EXERCISE AIM: Isolate every line in the records below with "πολλοῖς" in it.

RECORDS PROVIDED:

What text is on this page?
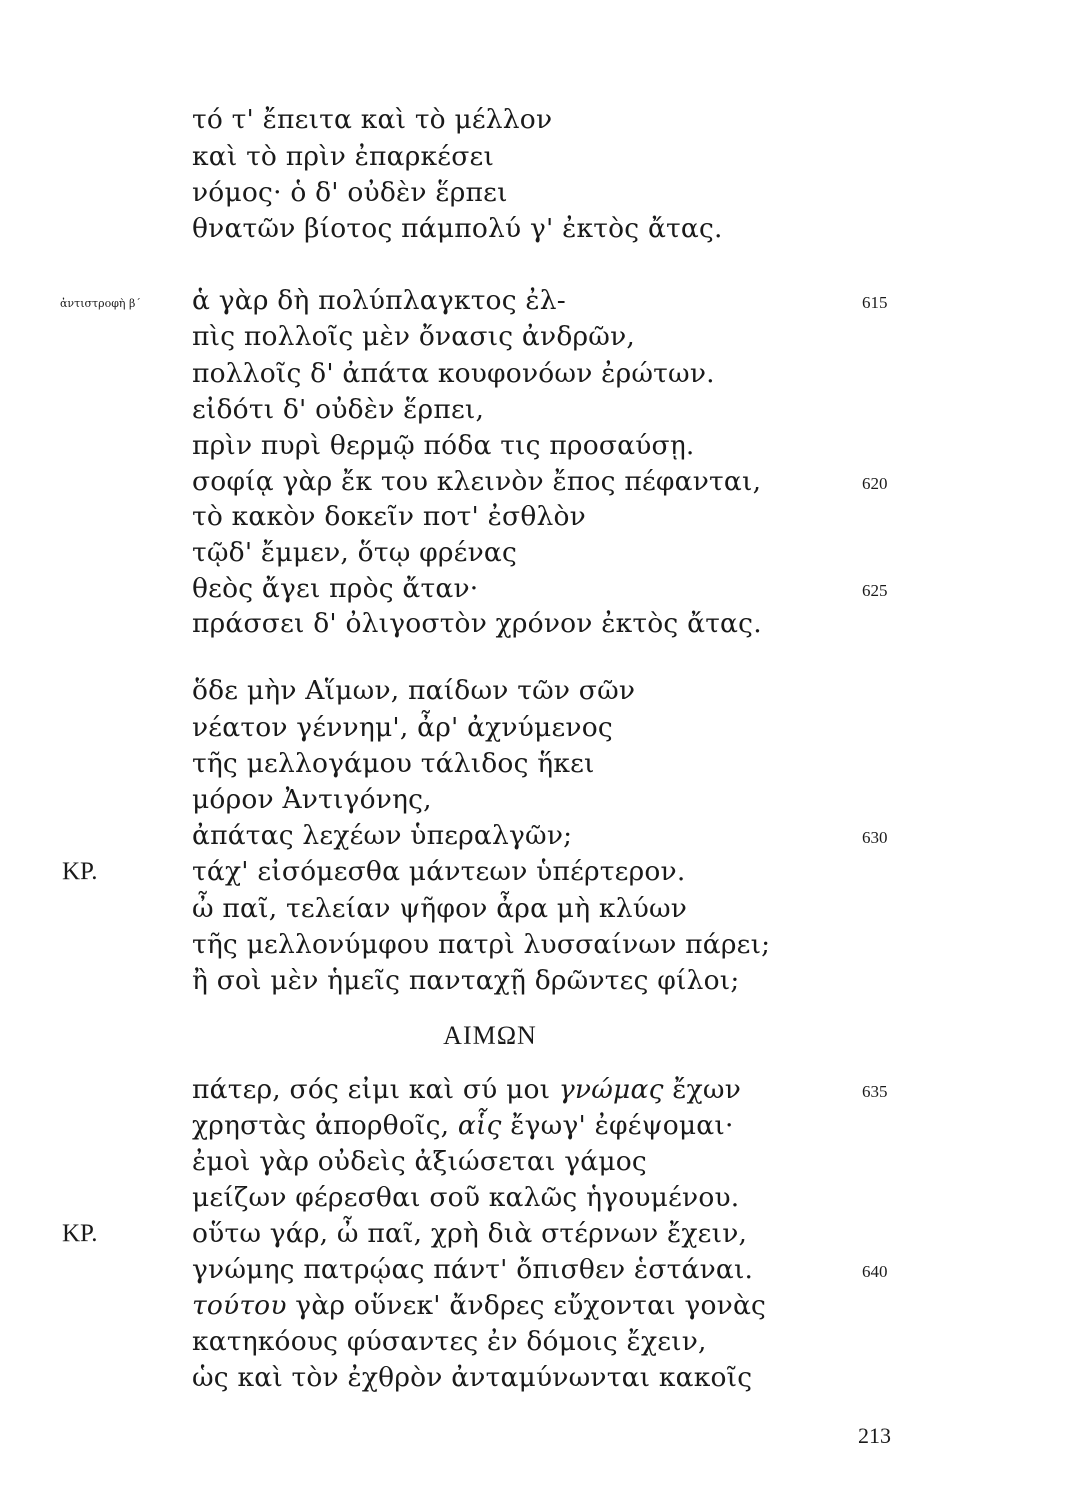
τό τ' ἔπειτα καὶ τὸ μέλλον
καὶ τὸ πρὶν ἐπαρκέσει
νόμος· ὁ δ' οὐδὲν ἕρπει
θνατῶν βίοτος πάμπολύ γ' ἐκτὸς ἄτας.
ἀντιστροφὴ β΄ ἁ γὰρ δὴ πολύπλαγκτος ἐλ-	615
πὶς πολλοῖς μὲν ὄνασις ἀνδρῶν,
πολλοῖς δ' ἀπάτα κουφονόων ἐρώτων.
εἰδότι δ' οὐδὲν ἕρπει,
πρὶν πυρὶ θερμῷ πόδα τις προσαύσῃ.
σοφίᾳ γὰρ ἔκ του κλεινὸν ἔπος πέφανται,	620
τὸ κακὸν δοκεῖν ποτ' ἐσθλὸν
τῷδ' ἔμμεν, ὅτῳ φρένας
θεὸς ἄγει πρὸς ἄταν·	625
πράσσει δ' ὀλιγοστὸν χρόνον ἐκτὸς ἄτας.
ὅδε μὴν Αἵμων, παίδων τῶν σῶν
νέατον γέννημ', ἆρ' ἀχνύμενος
τῆς μελλογάμου τάλιδος ἥκει
μόρον Ἀντιγόνης,
ἀπάτας λεχέων ὑπεραλγῶν;	630
ΚΡ.	τάχ' εἰσόμεσθα μάντεων ὑπέρτερον.
ὦ παῖ, τελείαν ψῆφον ἆρα μὴ κλύων
τῆς μελλονύμφου πατρὶ λυσσαίνων πάρει;
ἢ σοὶ μὲν ἡμεῖς πανταχῇ δρῶντες φίλοι;
ΑΙΜΩΝ
πάτερ, σός εἰμι καὶ σύ μοι γνώμας ἔχων	635
χρηστὰς ἀπορθοῖς, αἷς ἔγωγ' ἐφέψομαι·
ἐμοὶ γὰρ οὐδεὶς ἀξιώσεται γάμος
μείζων φέρεσθαι σοῦ καλῶς ἡγουμένου.
ΚΡ.	οὕτω γάρ, ὦ παῖ, χρὴ διὰ στέρνων ἔχειν,
γνώμης πατρῴας πάντ' ὄπισθεν ἑστάναι.	640
τούτου γὰρ οὕνεκ' ἄνδρες εὔχονται γονὰς
κατηκόους φύσαντες ἐν δόμοις ἔχειν,
ὡς καὶ τὸν ἐχθρὸν ἀνταμύνωνται κακοῖς
213
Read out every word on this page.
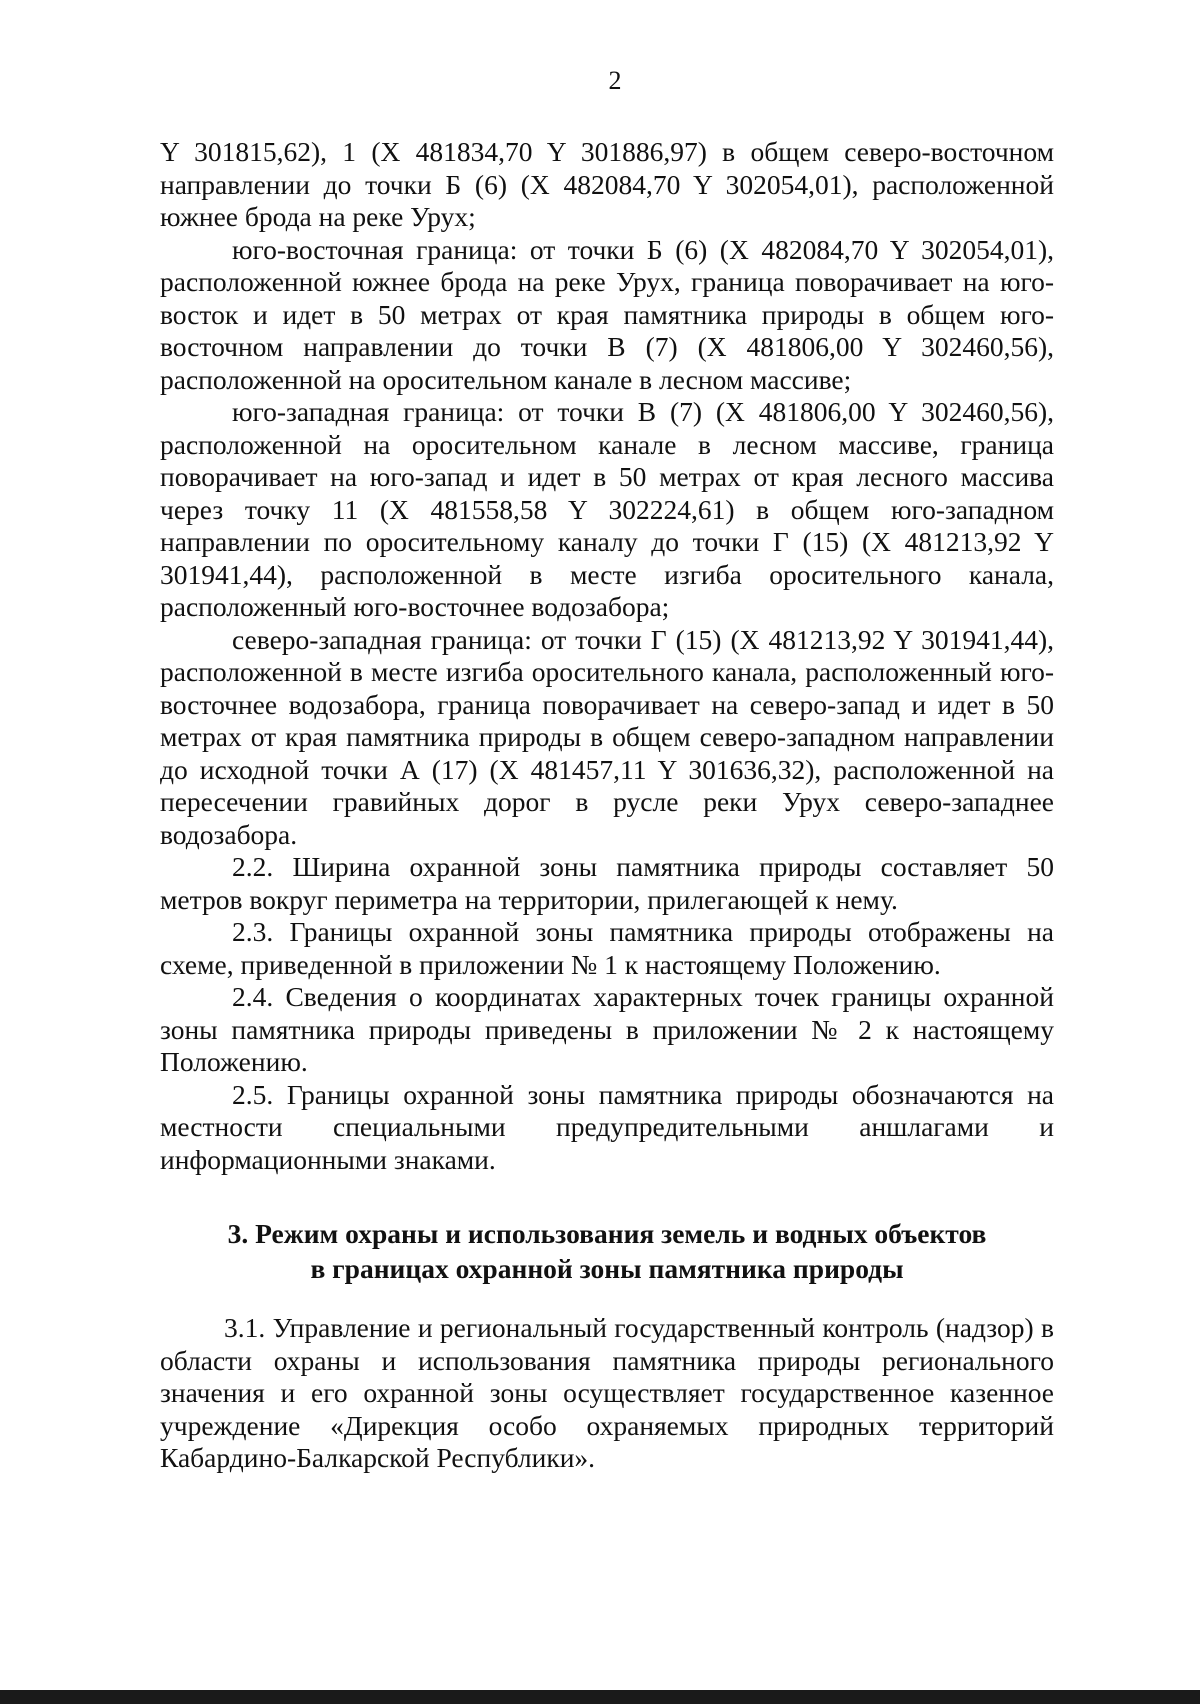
2

Y 301815,62), 1 (X 481834,70 Y 301886,97) в общем северо-восточном направлении до точки Б (6) (X 482084,70 Y 302054,01), расположенной южнее брода на реке Урух;

юго-восточная граница: от точки Б (6) (X 482084,70 Y 302054,01), расположенной южнее брода на реке Урух, граница поворачивает на юго-восток и идет в 50 метрах от края памятника природы в общем юго-восточном направлении до точки В (7) (X 481806,00 Y 302460,56), расположенной на оросительном канале в лесном массиве;

юго-западная граница: от точки В (7) (X 481806,00 Y 302460,56), расположенной на оросительном канале в лесном массиве, граница поворачивает на юго-запад и идет в 50 метрах от края лесного массива через точку 11 (X 481558,58 Y 302224,61) в общем юго-западном направлении по оросительному каналу до точки Г (15) (X 481213,92 Y 301941,44), расположенной в месте изгиба оросительного канала, расположенный юго-восточнее водозабора;

северо-западная граница: от точки Г (15) (X 481213,92 Y 301941,44), расположенной в месте изгиба оросительного канала, расположенный юго-восточнее водозабора, граница поворачивает на северо-запад и идет в 50 метрах от края памятника природы в общем северо-западном направлении до исходной точки А (17) (X 481457,11 Y 301636,32), расположенной на пересечении гравийных дорог в русле реки Урух северо-западнее водозабора.

2.2. Ширина охранной зоны памятника природы составляет 50 метров вокруг периметра на территории, прилегающей к нему.

2.3. Границы охранной зоны памятника природы отображены на схеме, приведенной в приложении № 1 к настоящему Положению.

2.4. Сведения о координатах характерных точек границы охранной зоны памятника природы приведены в приложении № 2 к настоящему Положению.

2.5. Границы охранной зоны памятника природы обозначаются на местности специальными предупредительными аншлагами и информационными знаками.

3. Режим охраны и использования земель и водных объектов
в границах охранной зоны памятника природы

3.1. Управление и региональный государственный контроль (надзор) в области охраны и использования памятника природы регионального значения и его охранной зоны осуществляет государственное казенное учреждение «Дирекция особо охраняемых природных территорий Кабардино-Балкарской Республики».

CORRECT OUTPUT:
πὶς πολλοῖς μὲν ὄνασις ἀνδρῶν,
πολλοῖς δ' ἀπάτα κουφονόων ἐρώτων.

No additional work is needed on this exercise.